(DATASET ROWS):
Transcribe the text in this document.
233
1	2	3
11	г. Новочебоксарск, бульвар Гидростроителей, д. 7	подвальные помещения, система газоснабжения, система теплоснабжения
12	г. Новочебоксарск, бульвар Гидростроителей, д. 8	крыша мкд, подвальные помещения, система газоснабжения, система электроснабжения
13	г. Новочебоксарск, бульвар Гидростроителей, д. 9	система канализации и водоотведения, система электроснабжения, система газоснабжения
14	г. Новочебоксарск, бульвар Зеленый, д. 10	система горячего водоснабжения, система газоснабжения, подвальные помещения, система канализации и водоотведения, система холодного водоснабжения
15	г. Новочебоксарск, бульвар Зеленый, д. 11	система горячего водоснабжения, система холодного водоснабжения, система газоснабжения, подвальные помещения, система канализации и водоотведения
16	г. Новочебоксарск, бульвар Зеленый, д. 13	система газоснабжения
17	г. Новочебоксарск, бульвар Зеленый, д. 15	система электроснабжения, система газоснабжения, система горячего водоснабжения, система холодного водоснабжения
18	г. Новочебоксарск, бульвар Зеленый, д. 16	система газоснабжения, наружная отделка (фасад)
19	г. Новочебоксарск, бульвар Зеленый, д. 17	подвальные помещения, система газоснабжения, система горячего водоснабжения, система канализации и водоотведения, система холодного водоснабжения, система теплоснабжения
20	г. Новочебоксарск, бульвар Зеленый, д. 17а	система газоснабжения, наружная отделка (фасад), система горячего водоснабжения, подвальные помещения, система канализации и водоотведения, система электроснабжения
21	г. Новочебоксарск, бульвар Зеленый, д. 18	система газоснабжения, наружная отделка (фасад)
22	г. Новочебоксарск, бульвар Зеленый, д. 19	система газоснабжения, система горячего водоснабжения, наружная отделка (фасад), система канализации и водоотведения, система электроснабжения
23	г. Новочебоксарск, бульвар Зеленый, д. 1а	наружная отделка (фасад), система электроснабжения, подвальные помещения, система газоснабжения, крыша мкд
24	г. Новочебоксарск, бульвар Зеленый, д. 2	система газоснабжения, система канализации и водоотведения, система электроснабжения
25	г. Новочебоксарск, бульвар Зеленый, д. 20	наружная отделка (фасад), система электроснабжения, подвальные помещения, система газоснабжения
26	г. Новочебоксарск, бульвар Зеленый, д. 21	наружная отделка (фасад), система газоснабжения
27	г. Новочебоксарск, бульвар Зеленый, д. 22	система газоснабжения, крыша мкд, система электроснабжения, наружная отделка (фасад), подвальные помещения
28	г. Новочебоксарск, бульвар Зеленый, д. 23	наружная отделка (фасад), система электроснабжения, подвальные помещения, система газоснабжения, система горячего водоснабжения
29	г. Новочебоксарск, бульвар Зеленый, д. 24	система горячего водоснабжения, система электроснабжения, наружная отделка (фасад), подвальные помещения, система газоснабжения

(EXERCISE DIRECTIONS): Where a line holds "теплоснабжения", copy that line.

(COMPLETE RESPONSE):
11	г. Новочебоксарск, бульвар Гидростроителей, д. 7	подвальные помещения, система газоснабжения, система теплоснабжения
19	г. Новочебоксарск, бульвар Зеленый, д. 17	подвальные помещения, система газоснабжения, система горячего водоснабжения, система канализации и водоотведения, система холодного водоснабжения, система теплоснабжения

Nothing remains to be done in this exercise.